▶ [PROBLEM REQUIREMENTS]
Search the material for the word "Host" and report each line where it turns up.

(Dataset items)
---
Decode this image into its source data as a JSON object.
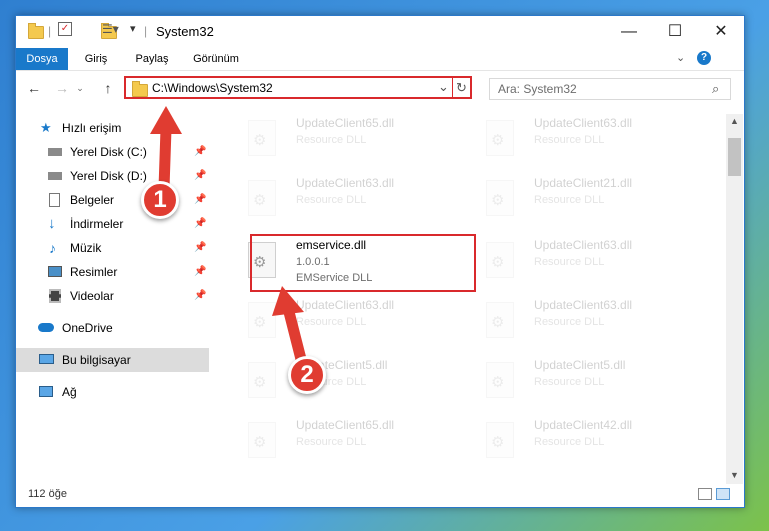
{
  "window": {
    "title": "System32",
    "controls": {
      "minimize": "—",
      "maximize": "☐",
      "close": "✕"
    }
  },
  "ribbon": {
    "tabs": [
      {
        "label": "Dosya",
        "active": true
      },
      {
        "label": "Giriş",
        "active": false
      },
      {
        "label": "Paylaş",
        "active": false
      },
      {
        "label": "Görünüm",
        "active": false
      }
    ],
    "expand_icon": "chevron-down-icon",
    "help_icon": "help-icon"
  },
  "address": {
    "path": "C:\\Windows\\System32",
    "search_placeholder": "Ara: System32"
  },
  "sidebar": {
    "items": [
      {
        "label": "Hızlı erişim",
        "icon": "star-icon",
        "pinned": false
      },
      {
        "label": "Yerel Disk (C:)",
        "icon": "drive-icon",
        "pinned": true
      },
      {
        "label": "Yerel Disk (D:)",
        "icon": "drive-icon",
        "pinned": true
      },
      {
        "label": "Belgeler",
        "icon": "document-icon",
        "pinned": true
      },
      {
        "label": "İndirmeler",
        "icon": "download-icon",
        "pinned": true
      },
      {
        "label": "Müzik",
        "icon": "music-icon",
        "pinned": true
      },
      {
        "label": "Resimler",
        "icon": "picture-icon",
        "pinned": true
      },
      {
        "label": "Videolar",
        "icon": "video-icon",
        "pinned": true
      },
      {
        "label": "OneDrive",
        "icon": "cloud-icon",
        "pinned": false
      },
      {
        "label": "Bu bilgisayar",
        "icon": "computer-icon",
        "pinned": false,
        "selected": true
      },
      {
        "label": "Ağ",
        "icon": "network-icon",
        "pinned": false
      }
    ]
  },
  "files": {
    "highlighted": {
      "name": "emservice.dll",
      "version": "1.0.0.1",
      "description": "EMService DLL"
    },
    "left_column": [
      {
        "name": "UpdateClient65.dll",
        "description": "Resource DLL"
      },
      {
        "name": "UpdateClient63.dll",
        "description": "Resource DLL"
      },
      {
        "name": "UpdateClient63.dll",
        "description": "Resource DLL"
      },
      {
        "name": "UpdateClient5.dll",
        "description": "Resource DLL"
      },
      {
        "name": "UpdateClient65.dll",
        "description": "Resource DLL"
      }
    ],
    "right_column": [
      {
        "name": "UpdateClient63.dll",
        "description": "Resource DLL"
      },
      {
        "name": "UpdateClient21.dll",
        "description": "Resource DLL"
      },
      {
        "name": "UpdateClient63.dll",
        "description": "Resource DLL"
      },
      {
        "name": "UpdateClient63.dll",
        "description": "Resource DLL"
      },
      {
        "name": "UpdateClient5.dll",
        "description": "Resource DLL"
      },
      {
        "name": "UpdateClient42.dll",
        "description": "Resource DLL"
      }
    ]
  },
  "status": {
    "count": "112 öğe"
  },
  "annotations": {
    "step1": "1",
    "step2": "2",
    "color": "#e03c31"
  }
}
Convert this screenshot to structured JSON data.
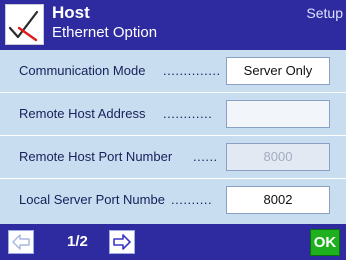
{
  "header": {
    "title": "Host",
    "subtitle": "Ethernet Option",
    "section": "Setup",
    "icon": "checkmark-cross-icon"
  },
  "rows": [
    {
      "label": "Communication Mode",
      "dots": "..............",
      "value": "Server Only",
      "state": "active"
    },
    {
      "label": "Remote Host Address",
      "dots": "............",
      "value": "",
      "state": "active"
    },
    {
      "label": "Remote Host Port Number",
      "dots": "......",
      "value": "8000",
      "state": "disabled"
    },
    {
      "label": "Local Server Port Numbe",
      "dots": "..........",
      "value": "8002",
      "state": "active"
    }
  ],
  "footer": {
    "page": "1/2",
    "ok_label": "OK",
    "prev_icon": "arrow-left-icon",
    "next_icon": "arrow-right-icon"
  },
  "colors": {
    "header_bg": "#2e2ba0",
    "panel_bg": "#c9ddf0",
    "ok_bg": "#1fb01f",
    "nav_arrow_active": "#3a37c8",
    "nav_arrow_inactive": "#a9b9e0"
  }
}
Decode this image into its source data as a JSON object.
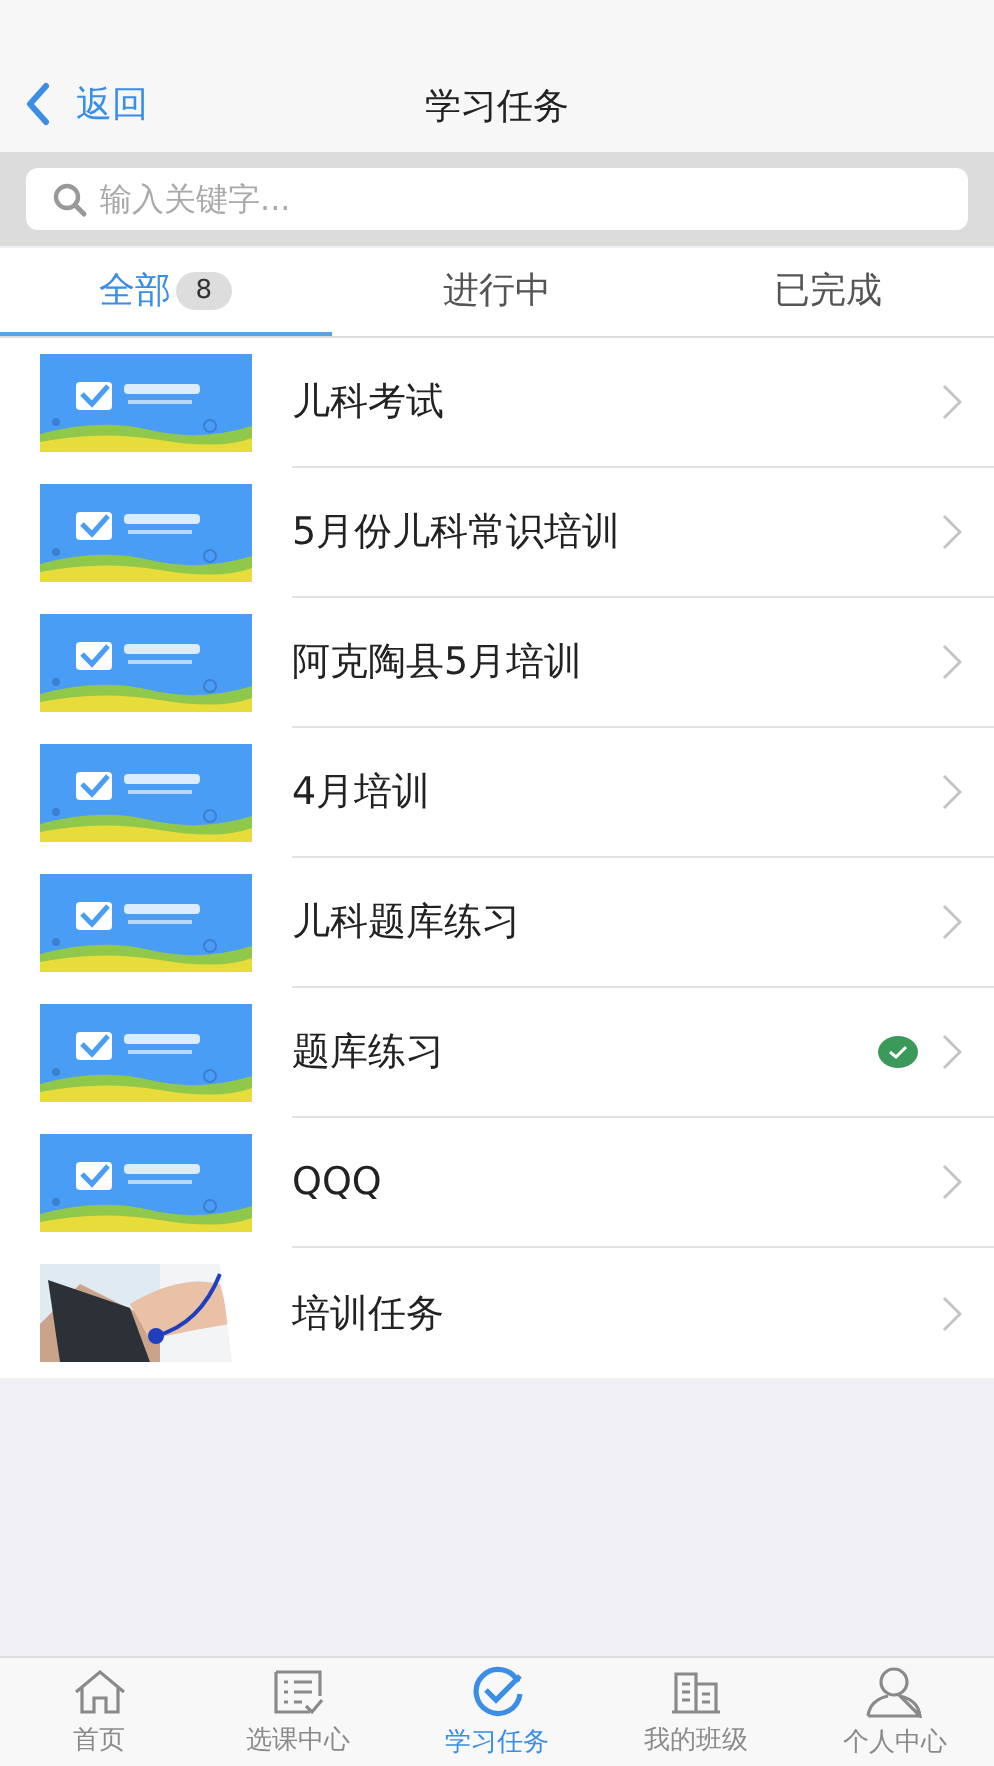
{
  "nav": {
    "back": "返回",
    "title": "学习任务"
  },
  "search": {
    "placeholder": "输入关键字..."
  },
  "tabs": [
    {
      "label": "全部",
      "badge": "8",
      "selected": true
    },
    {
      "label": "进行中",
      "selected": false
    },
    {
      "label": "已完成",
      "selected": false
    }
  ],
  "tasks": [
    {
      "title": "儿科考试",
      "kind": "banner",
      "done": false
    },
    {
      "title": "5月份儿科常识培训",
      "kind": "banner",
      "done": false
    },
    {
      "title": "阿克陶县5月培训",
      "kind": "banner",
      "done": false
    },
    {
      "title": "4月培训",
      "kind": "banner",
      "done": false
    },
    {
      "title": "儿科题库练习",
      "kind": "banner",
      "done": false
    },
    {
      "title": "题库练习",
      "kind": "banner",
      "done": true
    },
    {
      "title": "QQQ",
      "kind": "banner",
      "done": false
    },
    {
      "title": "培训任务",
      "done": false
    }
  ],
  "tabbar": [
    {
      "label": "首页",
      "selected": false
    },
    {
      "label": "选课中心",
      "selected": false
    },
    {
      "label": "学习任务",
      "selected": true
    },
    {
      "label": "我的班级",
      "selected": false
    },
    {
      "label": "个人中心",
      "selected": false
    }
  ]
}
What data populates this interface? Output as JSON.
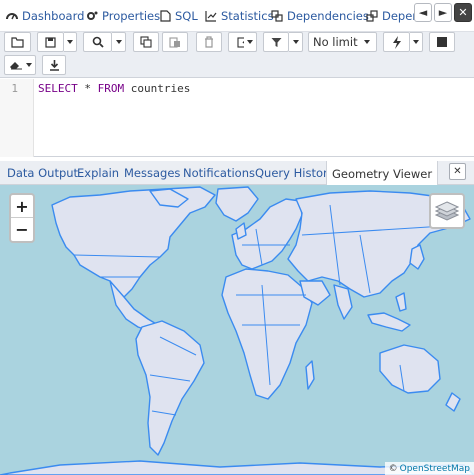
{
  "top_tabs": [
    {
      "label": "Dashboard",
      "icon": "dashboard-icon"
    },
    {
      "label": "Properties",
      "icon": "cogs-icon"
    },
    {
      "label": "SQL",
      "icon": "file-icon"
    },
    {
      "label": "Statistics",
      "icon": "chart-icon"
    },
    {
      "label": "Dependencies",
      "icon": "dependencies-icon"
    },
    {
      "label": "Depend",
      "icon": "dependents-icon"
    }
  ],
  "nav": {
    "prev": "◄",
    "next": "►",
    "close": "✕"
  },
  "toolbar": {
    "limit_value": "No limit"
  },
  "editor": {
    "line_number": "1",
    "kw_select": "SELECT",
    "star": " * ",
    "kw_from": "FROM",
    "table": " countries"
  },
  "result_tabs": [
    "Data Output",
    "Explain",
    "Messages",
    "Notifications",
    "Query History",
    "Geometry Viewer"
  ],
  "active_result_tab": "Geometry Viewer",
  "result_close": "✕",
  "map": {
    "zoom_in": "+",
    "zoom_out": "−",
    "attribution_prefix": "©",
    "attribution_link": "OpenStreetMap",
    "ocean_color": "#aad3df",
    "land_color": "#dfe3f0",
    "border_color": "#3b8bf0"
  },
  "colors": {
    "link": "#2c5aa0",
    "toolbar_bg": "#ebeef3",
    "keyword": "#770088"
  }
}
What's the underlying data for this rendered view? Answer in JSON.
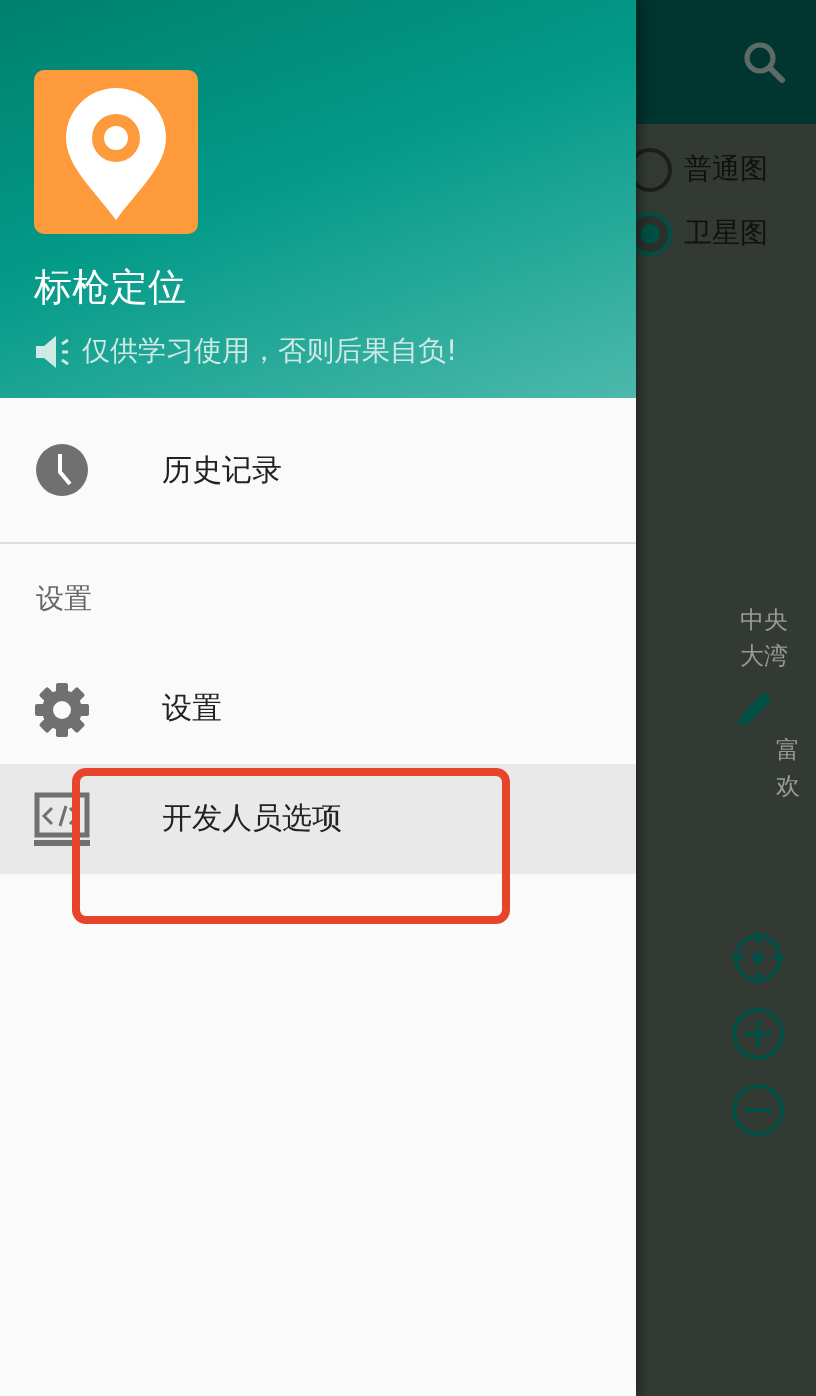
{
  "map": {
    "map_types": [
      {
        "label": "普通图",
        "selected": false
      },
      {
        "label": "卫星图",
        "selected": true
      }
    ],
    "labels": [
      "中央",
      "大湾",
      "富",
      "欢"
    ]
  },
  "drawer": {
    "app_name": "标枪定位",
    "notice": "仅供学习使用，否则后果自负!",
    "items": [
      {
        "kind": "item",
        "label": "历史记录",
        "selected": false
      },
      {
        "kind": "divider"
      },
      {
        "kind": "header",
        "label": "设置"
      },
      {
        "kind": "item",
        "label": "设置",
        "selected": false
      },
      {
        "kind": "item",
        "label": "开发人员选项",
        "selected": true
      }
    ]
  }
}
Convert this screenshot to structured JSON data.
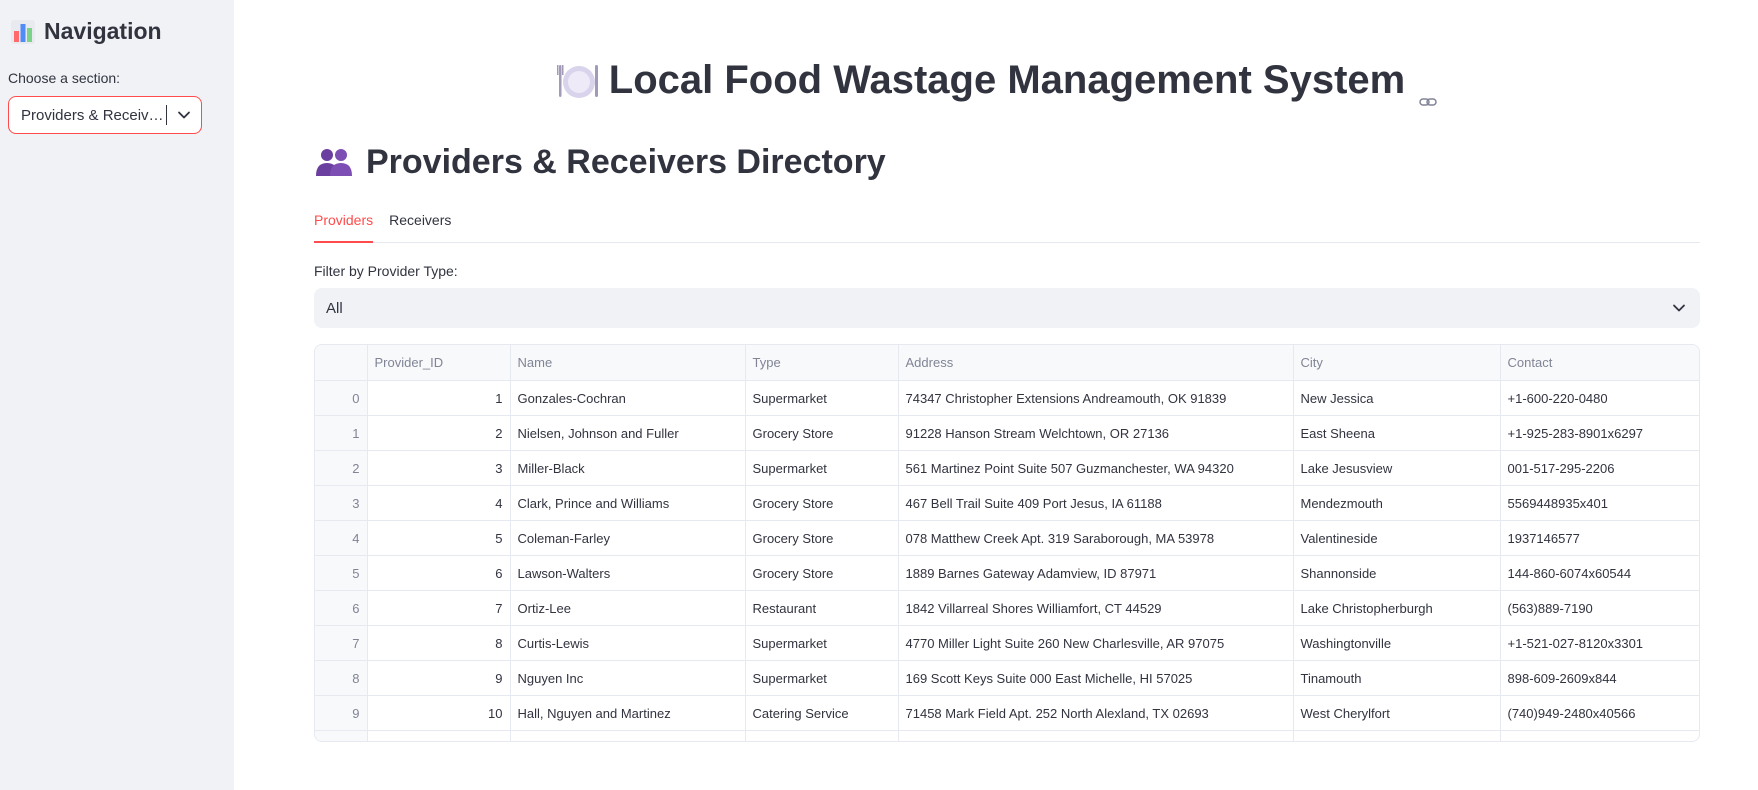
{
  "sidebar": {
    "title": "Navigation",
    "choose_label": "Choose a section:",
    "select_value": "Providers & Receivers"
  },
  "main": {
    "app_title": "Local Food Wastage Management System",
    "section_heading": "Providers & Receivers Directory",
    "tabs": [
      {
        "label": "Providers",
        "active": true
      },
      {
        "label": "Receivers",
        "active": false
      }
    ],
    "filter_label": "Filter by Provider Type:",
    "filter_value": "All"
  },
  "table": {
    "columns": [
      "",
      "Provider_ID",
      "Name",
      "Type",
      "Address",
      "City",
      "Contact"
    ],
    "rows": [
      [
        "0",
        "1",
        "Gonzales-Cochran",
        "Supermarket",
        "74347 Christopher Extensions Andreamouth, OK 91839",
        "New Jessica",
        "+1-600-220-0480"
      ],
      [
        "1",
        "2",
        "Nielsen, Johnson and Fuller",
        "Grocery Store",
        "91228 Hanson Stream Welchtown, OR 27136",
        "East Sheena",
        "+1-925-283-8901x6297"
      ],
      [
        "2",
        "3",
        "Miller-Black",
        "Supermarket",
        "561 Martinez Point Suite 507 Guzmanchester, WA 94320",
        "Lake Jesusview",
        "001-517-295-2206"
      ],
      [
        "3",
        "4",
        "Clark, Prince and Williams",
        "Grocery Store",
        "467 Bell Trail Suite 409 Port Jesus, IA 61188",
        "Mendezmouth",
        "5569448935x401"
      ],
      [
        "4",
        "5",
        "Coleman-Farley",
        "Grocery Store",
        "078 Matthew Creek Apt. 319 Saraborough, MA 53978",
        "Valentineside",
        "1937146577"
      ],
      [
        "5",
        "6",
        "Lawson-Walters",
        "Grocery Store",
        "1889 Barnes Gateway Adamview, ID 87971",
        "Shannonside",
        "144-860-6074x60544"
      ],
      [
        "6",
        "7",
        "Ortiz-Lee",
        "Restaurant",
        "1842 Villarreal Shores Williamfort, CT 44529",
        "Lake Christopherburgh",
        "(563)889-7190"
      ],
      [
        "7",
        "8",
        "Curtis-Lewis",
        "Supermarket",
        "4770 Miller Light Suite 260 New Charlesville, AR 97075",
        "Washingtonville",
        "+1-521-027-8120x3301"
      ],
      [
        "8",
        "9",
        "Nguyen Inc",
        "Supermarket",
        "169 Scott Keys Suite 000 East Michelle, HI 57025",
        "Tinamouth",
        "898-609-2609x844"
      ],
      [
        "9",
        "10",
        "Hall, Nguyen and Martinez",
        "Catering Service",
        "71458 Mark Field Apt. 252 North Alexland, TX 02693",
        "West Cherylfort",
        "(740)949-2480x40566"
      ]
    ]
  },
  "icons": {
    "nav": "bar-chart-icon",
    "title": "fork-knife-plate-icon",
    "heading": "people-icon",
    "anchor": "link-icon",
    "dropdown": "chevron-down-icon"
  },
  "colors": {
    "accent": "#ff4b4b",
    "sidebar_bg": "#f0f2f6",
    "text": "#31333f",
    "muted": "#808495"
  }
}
---
▶ [RESPONSE TO THIS TASK]
    "title": "Host",
      "label": "Remote Host Address",
      "label": "Remote Host Port Number",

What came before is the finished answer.